▶ **Input**:
+---+

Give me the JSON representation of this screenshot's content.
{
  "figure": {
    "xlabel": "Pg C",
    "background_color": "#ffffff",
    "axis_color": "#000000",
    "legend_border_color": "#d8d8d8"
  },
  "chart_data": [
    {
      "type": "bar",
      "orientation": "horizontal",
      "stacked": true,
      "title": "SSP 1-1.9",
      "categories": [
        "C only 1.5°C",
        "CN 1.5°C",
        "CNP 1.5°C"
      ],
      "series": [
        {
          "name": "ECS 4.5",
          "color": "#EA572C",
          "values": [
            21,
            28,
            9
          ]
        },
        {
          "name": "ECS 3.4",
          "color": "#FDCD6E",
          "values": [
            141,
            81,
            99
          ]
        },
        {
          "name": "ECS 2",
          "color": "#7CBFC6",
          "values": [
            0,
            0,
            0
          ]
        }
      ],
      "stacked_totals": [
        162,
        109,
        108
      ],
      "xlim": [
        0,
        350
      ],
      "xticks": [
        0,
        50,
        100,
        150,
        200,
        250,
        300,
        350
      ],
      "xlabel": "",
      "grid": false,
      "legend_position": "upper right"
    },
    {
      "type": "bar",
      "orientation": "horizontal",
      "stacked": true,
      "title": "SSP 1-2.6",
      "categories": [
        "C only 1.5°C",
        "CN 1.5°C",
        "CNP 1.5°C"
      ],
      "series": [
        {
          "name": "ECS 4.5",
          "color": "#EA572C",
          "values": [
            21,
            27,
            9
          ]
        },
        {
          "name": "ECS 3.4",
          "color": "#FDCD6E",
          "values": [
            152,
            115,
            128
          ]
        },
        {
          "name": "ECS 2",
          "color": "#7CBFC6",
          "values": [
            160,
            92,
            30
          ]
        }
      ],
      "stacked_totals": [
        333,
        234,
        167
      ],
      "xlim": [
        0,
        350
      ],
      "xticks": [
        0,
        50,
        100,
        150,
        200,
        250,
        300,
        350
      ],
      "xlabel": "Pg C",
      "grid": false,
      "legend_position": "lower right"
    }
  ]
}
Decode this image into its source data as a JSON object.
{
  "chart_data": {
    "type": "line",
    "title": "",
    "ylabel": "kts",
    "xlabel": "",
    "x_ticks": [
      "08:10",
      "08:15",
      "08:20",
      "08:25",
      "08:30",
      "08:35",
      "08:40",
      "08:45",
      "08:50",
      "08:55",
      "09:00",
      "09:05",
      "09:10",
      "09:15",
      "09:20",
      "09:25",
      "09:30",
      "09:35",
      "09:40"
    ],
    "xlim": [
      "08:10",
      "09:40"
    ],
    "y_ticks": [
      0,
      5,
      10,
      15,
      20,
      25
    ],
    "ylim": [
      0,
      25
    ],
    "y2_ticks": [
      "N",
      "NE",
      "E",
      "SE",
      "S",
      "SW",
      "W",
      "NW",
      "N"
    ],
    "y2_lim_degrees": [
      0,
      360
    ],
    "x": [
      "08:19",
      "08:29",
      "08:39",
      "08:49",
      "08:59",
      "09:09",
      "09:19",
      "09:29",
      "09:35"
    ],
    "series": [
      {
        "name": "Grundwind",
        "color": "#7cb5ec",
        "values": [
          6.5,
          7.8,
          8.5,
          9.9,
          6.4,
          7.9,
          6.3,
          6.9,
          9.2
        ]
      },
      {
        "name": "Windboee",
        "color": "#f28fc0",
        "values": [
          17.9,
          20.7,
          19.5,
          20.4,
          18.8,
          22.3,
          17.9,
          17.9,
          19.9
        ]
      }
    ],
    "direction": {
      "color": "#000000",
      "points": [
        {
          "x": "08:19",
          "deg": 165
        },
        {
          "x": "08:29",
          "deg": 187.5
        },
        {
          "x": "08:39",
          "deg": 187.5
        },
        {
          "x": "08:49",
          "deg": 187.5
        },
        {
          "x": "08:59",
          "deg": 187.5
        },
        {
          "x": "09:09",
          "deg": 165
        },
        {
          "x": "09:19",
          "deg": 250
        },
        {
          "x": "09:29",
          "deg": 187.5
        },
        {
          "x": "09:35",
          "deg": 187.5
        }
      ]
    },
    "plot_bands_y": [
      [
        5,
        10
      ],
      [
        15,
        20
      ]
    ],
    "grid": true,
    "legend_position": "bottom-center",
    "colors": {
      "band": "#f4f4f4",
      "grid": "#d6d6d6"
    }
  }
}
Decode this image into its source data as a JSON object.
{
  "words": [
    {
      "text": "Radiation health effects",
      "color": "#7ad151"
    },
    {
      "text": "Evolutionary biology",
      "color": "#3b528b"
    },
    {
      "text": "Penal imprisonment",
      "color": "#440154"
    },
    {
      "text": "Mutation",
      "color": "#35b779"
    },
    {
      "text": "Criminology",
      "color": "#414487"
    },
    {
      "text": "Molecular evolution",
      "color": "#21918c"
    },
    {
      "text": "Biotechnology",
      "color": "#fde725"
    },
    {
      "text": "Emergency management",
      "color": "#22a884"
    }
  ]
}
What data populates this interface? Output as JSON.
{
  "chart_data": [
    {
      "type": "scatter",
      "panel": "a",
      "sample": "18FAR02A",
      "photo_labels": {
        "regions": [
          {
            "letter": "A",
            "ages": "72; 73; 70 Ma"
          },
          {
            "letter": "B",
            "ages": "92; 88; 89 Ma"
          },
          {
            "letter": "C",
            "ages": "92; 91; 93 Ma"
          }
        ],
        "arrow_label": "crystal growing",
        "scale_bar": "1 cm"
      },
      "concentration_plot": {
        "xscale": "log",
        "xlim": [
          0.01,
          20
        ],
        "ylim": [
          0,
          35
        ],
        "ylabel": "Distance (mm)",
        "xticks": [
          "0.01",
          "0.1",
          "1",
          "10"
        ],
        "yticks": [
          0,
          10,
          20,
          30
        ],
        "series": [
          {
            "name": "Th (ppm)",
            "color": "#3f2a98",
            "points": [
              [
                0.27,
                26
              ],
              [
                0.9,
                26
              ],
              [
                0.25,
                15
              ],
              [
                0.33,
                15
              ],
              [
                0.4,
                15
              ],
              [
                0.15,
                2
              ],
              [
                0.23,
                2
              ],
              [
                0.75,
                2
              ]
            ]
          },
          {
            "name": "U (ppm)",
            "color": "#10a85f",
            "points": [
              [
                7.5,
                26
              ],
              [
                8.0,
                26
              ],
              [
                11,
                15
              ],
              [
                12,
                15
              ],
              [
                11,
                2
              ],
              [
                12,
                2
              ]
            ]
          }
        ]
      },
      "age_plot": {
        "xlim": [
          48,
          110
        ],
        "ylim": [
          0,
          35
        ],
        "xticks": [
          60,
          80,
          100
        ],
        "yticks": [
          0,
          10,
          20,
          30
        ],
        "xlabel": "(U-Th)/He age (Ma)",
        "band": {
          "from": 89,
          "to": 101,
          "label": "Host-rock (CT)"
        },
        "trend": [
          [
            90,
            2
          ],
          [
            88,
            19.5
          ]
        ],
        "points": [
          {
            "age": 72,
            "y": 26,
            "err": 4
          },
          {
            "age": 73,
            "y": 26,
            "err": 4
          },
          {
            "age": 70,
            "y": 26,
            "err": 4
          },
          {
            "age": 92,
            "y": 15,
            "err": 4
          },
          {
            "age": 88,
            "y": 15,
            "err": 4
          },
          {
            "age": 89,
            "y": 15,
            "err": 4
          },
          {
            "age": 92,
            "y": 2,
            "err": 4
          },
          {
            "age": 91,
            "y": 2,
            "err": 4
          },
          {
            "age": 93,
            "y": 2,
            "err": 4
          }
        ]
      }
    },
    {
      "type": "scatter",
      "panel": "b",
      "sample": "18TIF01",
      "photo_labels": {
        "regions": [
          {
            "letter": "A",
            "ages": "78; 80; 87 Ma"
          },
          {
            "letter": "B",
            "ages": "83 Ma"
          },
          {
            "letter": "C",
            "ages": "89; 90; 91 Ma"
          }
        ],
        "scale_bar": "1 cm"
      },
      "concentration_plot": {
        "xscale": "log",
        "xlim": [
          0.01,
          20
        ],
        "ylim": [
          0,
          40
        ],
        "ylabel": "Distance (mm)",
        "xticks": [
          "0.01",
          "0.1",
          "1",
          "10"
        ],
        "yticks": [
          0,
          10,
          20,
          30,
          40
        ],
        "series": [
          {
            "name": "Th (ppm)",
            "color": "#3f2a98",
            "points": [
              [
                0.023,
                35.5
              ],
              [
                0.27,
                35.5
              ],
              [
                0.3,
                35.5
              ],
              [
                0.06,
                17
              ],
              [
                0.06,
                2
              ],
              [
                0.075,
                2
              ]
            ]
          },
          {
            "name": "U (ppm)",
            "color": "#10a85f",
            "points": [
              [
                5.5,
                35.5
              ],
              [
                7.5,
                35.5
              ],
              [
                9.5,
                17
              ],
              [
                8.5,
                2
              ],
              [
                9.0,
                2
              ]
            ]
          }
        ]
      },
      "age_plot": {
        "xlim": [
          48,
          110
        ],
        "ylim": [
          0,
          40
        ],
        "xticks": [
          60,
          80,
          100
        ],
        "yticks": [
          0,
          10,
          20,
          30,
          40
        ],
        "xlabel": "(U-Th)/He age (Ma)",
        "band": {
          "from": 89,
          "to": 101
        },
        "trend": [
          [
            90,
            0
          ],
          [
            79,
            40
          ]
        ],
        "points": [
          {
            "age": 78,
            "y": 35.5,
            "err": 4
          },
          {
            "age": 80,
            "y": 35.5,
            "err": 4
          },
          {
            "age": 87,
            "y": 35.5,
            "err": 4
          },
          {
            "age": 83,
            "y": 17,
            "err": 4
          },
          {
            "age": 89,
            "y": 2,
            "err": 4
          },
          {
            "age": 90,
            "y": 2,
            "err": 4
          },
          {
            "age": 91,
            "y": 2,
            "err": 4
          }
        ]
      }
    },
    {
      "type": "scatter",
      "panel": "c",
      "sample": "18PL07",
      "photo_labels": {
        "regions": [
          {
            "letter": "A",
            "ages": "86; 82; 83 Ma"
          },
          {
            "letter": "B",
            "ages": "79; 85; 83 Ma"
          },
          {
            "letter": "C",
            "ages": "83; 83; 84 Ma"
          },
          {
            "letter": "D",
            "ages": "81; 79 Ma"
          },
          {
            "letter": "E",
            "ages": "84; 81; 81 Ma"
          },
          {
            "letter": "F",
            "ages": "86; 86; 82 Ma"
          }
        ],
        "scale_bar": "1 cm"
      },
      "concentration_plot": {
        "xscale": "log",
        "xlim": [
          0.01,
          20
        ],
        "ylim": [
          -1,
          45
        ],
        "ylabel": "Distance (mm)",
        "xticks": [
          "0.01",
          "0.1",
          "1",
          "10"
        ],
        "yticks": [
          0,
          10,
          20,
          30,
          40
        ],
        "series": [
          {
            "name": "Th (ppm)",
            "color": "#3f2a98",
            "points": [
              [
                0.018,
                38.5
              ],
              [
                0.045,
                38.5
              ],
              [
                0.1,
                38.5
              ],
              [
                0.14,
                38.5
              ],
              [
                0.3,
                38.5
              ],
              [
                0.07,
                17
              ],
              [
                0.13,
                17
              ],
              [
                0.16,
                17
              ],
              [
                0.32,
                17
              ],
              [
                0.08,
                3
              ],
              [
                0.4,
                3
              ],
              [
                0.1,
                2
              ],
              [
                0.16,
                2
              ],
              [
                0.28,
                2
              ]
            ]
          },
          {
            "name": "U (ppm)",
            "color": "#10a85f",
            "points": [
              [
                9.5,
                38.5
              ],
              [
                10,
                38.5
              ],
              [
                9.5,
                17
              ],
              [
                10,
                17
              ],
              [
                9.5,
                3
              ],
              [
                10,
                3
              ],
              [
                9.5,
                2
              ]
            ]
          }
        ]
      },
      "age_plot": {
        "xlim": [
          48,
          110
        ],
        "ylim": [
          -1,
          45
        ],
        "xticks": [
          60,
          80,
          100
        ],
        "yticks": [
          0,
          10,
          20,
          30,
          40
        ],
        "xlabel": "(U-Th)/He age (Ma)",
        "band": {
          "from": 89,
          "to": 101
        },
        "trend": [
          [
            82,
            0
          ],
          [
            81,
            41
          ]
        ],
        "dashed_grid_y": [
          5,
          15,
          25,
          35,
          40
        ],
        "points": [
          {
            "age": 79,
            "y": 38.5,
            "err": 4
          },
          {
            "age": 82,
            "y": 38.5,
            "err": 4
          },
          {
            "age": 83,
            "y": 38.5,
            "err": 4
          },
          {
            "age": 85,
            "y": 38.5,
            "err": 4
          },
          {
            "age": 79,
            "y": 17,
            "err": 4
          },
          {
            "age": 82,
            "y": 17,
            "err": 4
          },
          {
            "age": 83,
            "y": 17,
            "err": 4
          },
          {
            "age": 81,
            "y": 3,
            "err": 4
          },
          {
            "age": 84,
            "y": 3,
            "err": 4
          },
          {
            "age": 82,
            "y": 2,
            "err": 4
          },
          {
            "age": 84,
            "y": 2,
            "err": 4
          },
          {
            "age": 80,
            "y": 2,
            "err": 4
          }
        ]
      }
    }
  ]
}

+---+

▶ **Stated task**: Extract, from the material above, each line holding the word "xlabel".

▶ **Worked answer**:
    "xlabel": "Pg C",
      "xlabel": "",
      "xlabel": "Pg C",
    "xlabel": "",
        "xlabel": "(U-Th)/He age (Ma)",
        "xlabel": "(U-Th)/He age (Ma)",
        "xlabel": "(U-Th)/He age (Ma)",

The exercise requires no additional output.